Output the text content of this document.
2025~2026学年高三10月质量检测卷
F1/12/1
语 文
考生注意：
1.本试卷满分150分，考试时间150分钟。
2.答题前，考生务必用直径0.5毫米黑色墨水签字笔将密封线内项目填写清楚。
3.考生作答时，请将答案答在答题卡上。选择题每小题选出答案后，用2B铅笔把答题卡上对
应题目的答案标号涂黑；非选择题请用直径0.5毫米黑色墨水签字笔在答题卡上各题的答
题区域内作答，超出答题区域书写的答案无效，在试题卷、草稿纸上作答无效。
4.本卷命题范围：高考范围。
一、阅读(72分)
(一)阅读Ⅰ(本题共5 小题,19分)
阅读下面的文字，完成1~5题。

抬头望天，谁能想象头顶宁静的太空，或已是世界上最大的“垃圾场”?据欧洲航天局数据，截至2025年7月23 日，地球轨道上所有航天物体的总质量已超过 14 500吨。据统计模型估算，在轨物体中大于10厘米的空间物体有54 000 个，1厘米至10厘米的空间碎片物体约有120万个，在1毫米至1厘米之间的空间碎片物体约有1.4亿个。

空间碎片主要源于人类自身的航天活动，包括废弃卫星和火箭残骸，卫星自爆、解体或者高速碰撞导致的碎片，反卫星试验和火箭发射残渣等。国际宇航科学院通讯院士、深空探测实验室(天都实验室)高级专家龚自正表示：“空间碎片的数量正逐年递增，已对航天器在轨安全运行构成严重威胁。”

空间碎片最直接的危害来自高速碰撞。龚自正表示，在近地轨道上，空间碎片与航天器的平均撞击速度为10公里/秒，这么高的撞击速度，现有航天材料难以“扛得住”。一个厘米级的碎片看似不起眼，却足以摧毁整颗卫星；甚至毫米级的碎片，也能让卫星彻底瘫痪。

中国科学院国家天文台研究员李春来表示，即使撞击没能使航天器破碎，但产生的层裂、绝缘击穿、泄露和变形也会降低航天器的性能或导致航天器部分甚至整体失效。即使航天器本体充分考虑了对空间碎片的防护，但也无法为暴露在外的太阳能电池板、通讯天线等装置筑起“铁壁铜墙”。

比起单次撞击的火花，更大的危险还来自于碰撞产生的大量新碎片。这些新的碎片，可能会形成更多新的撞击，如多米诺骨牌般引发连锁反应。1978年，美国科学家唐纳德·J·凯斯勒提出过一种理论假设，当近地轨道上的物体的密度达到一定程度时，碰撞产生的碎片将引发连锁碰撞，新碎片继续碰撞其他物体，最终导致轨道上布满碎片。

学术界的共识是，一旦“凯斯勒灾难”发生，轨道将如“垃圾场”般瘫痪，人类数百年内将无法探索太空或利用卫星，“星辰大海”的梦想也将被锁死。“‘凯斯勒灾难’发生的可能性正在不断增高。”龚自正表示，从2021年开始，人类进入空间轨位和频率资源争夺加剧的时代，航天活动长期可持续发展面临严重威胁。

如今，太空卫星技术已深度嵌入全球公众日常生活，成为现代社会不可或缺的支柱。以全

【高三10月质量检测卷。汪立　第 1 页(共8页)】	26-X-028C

※ ※ ※

Brief: Restate all of the entries above precisely.

Exercise output:
Output the text content of this document.
2025~2026学年高三10月质量检测卷
F1/12/1
语 文
考生注意：
1.本试卷满分150分，考试时间150分钟。
2.答题前，考生务必用直径0.5毫米黑色墨水签字笔将密封线内项目填写清楚。
3.考生作答时，请将答案答在答题卡上。选择题每小题选出答案后，用2B铅笔把答题卡上对
应题目的答案标号涂黑；非选择题请用直径0.5毫米黑色墨水签字笔在答题卡上各题的答
题区域内作答，超出答题区域书写的答案无效，在试题卷、草稿纸上作答无效。
4.本卷命题范围：高考范围。
一、阅读(72分)
(一)阅读Ⅰ(本题共5 小题,19分)
阅读下面的文字，完成1~5题。

抬头望天，谁能想象头顶宁静的太空，或已是世界上最大的“垃圾场”?据欧洲航天局数据，截至2025年7月23 日，地球轨道上所有航天物体的总质量已超过 14 500吨。据统计模型估算，在轨物体中大于10厘米的空间物体有54 000 个，1厘米至10厘米的空间碎片物体约有120万个，在1毫米至1厘米之间的空间碎片物体约有1.4亿个。

空间碎片主要源于人类自身的航天活动，包括废弃卫星和火箭残骸，卫星自爆、解体或者高速碰撞导致的碎片，反卫星试验和火箭发射残渣等。国际宇航科学院通讯院士、深空探测实验室(天都实验室)高级专家龚自正表示：“空间碎片的数量正逐年递增，已对航天器在轨安全运行构成严重威胁。”

空间碎片最直接的危害来自高速碰撞。龚自正表示，在近地轨道上，空间碎片与航天器的平均撞击速度为10公里/秒，这么高的撞击速度，现有航天材料难以“扛得住”。一个厘米级的碎片看似不起眼，却足以摧毁整颗卫星；甚至毫米级的碎片，也能让卫星彻底瘫痪。

中国科学院国家天文台研究员李春来表示，即使撞击没能使航天器破碎，但产生的层裂、绝缘击穿、泄露和变形也会降低航天器的性能或导致航天器部分甚至整体失效。即使航天器本体充分考虑了对空间碎片的防护，但也无法为暴露在外的太阳能电池板、通讯天线等装置筑起“铁壁铜墙”。

比起单次撞击的火花，更大的危险还来自于碰撞产生的大量新碎片。这些新的碎片，可能会形成更多新的撞击，如多米诺骨牌般引发连锁反应。1978年，美国科学家唐纳德·J·凯斯勒提出过一种理论假设，当近地轨道上的物体的密度达到一定程度时，碰撞产生的碎片将引发连锁碰撞，新碎片继续碰撞其他物体，最终导致轨道上布满碎片。

学术界的共识是，一旦“凯斯勒灾难”发生，轨道将如“垃圾场”般瘫痪，人类数百年内将无法探索太空或利用卫星，“星辰大海”的梦想也将被锁死。“‘凯斯勒灾难’发生的可能性正在不断增高。”龚自正表示，从2021年开始，人类进入空间轨位和频率资源争夺加剧的时代，航天活动长期可持续发展面临严重威胁。

如今，太空卫星技术已深度嵌入全球公众日常生活，成为现代社会不可或缺的支柱。以全

【高三10月质量检测卷。汪立　第 1 页(共8页)】	26-X-028C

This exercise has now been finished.